[Stored data]
========================
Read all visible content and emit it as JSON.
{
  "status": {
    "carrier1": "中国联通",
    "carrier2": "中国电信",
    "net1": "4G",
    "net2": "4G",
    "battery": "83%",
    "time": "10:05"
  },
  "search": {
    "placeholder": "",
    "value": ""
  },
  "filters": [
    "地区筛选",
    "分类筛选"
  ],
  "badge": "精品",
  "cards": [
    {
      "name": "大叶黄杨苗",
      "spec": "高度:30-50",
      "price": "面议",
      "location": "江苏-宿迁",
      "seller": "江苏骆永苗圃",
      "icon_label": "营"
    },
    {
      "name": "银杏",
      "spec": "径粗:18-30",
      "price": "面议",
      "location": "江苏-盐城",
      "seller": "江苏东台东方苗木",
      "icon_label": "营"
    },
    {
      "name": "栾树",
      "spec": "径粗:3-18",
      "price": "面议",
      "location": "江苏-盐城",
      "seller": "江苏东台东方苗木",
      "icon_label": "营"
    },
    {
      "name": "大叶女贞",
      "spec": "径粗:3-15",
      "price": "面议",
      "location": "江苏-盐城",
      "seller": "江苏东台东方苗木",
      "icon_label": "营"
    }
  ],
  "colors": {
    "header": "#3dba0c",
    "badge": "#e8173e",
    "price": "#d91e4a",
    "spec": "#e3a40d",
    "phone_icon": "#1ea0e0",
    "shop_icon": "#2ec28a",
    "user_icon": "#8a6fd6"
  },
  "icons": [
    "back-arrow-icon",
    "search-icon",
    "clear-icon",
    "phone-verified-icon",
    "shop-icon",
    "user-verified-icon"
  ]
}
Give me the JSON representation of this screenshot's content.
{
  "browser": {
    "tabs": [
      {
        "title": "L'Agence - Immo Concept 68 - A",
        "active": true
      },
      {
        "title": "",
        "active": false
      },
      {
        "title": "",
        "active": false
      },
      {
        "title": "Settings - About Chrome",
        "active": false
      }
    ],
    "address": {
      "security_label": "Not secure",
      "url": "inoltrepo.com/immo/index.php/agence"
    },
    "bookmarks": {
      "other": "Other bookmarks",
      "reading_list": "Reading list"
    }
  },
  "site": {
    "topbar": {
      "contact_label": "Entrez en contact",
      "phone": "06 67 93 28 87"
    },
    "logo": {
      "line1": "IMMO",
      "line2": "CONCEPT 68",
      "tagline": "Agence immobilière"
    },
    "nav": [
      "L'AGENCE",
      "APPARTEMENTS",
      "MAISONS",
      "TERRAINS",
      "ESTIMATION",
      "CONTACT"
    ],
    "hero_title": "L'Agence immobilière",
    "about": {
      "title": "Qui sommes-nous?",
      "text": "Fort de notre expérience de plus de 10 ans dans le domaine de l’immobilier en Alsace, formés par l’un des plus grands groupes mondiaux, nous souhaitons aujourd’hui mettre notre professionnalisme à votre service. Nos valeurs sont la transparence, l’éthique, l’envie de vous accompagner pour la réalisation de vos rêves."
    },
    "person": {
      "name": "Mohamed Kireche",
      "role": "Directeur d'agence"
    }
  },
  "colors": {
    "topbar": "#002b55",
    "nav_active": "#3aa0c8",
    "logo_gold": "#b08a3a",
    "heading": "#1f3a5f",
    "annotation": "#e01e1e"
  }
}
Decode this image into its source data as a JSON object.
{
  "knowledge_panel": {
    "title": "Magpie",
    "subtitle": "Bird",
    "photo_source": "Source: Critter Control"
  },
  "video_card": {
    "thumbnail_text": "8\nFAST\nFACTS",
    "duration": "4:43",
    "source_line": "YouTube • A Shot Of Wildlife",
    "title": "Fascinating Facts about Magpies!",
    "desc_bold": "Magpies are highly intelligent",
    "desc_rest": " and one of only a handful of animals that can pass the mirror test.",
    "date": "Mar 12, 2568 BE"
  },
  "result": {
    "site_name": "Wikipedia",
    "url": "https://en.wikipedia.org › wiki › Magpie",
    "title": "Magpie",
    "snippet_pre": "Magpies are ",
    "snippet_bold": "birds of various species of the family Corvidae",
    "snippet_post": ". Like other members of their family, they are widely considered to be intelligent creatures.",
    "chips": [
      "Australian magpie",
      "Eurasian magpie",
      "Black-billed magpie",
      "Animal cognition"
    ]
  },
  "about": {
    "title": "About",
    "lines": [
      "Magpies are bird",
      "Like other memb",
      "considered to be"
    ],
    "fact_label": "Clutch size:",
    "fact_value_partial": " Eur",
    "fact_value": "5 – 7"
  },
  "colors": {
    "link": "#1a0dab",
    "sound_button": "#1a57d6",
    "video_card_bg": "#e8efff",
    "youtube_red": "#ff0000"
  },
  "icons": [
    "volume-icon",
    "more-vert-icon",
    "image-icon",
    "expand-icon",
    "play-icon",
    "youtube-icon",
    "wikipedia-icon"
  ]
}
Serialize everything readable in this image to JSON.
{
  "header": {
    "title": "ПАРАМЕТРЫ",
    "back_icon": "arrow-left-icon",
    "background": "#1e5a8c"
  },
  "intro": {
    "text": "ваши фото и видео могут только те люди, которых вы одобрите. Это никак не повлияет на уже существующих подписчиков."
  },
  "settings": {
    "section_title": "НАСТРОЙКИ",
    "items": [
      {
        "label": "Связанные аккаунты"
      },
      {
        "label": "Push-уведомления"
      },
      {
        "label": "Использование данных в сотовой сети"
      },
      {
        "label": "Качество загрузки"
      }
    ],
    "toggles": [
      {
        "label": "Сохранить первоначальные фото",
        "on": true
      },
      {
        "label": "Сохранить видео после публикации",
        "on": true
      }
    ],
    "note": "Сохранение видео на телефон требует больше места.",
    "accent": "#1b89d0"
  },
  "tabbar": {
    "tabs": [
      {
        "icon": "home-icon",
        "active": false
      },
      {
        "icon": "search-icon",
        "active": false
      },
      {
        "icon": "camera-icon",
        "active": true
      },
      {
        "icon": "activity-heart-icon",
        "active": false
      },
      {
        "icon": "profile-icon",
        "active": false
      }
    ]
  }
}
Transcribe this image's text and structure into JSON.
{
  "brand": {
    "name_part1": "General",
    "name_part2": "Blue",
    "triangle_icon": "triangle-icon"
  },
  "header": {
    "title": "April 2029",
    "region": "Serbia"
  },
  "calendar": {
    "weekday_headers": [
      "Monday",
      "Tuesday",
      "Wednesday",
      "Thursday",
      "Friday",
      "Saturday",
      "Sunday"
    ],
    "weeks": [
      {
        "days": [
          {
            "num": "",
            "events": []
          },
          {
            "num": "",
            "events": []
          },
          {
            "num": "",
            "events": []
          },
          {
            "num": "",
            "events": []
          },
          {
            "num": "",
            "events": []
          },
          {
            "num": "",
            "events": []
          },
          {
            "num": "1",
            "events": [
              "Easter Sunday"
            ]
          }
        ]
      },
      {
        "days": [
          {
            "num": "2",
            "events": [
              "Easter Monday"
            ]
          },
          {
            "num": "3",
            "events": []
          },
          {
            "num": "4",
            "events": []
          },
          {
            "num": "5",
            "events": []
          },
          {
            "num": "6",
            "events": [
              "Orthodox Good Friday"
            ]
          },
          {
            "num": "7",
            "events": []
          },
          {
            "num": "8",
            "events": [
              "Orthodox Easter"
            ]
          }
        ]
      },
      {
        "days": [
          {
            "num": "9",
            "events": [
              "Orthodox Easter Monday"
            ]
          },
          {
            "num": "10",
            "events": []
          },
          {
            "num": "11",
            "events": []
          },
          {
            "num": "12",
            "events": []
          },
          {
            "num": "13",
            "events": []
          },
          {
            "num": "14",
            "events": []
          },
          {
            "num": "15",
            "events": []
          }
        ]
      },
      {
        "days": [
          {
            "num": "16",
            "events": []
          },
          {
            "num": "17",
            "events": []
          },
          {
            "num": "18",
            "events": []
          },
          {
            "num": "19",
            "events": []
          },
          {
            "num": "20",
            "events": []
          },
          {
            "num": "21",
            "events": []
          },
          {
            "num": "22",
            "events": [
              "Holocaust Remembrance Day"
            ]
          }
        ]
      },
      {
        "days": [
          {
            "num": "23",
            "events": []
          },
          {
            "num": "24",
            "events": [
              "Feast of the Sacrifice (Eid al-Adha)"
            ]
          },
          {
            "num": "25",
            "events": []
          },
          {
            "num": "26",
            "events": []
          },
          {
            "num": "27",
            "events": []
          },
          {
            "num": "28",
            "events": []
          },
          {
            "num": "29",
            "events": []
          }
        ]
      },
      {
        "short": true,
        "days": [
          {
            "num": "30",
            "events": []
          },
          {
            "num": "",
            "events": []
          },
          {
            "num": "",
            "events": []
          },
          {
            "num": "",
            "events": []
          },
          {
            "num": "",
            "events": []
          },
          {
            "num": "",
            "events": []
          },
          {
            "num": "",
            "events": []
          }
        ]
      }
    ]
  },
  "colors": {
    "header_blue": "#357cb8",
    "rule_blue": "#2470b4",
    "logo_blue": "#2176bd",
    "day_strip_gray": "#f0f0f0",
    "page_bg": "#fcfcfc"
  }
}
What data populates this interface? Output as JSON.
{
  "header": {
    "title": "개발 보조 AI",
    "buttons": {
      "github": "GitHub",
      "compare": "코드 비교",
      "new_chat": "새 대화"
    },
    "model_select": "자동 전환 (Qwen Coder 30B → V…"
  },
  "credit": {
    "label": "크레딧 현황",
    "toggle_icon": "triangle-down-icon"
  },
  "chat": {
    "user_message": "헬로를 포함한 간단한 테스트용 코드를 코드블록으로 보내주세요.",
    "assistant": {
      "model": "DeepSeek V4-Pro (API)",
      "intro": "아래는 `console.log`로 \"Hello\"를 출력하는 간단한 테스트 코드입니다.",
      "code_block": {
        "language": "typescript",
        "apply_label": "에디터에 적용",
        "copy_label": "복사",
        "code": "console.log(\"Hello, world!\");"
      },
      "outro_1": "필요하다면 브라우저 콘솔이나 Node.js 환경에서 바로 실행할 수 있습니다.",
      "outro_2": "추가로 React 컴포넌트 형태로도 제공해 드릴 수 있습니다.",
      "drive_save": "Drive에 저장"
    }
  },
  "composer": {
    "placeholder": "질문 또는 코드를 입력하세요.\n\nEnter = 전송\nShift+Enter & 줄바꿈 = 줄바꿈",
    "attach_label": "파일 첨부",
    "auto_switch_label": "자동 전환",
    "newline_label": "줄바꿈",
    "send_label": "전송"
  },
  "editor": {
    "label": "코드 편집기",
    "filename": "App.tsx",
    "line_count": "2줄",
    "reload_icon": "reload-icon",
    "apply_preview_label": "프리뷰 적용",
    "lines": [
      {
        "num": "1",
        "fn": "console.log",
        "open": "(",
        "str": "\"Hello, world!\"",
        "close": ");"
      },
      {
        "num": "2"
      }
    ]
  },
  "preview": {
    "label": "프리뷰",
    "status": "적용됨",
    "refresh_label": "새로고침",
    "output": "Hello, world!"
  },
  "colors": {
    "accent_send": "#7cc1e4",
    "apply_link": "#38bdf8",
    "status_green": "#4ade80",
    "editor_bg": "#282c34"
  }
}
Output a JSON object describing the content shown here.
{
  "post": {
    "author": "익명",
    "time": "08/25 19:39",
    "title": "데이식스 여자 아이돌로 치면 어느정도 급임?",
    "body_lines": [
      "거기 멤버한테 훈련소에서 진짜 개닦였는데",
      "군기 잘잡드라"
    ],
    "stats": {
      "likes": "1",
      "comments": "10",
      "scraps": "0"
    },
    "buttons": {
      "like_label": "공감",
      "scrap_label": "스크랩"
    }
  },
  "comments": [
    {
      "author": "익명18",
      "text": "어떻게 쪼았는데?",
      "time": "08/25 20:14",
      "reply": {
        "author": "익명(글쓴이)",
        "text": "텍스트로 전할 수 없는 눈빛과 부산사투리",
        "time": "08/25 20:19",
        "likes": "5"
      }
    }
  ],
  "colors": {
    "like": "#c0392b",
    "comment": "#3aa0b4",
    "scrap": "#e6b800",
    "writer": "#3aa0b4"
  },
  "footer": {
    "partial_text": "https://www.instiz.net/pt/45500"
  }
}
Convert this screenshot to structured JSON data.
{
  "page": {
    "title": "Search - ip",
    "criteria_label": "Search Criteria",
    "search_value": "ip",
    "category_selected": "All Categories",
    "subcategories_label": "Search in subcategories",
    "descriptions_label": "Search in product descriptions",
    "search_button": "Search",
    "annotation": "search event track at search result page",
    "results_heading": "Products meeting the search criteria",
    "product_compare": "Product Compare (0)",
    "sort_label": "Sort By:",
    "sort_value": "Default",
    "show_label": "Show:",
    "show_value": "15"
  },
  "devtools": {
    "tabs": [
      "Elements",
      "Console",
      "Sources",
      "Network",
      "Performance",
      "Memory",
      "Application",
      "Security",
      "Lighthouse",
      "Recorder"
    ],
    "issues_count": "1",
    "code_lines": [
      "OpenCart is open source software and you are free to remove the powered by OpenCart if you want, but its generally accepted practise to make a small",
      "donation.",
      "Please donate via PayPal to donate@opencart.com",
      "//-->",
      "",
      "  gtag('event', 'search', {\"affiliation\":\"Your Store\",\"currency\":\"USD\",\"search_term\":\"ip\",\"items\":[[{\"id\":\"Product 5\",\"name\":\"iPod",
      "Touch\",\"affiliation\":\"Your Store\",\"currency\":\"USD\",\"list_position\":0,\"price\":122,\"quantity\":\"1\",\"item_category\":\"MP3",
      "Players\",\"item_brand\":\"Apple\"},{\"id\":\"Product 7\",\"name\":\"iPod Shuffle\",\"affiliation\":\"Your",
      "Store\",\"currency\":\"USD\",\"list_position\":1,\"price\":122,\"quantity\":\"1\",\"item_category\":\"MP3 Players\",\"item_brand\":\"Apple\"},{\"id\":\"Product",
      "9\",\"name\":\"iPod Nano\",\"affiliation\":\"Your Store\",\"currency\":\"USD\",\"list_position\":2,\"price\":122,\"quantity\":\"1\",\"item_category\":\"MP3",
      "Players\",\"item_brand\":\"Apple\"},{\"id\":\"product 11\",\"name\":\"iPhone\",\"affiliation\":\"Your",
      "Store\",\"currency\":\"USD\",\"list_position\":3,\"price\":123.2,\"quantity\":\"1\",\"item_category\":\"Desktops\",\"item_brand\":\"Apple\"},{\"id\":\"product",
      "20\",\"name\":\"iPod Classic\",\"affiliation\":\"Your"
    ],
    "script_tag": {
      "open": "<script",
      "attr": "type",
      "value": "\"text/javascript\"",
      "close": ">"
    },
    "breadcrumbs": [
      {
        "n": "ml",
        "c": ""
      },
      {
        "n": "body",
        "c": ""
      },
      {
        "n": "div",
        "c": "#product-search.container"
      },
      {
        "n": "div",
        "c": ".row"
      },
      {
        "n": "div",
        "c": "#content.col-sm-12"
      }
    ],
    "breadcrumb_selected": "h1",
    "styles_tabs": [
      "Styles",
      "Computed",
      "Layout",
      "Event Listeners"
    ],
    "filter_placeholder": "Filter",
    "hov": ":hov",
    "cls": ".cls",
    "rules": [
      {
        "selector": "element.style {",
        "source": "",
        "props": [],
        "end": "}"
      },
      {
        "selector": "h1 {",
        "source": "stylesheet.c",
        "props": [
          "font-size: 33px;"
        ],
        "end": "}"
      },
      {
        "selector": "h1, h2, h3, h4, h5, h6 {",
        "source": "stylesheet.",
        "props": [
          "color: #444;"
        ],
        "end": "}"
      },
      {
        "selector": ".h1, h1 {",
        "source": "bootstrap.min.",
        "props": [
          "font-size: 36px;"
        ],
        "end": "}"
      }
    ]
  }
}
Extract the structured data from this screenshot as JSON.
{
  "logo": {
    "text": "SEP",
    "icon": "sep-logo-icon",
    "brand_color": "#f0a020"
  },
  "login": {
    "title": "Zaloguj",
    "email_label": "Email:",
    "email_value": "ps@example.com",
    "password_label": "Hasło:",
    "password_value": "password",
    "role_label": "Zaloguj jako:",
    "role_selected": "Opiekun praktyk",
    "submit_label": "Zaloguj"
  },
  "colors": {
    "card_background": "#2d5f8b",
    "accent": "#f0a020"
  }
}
========================
■ TASK REQUIREMENTS
Which lines hold the word "Easter"? Copy all of them.

■ WRITTEN ANSWER
              "Easter Sunday"
              "Easter Monday"
              "Orthodox Easter"
              "Orthodox Easter Monday"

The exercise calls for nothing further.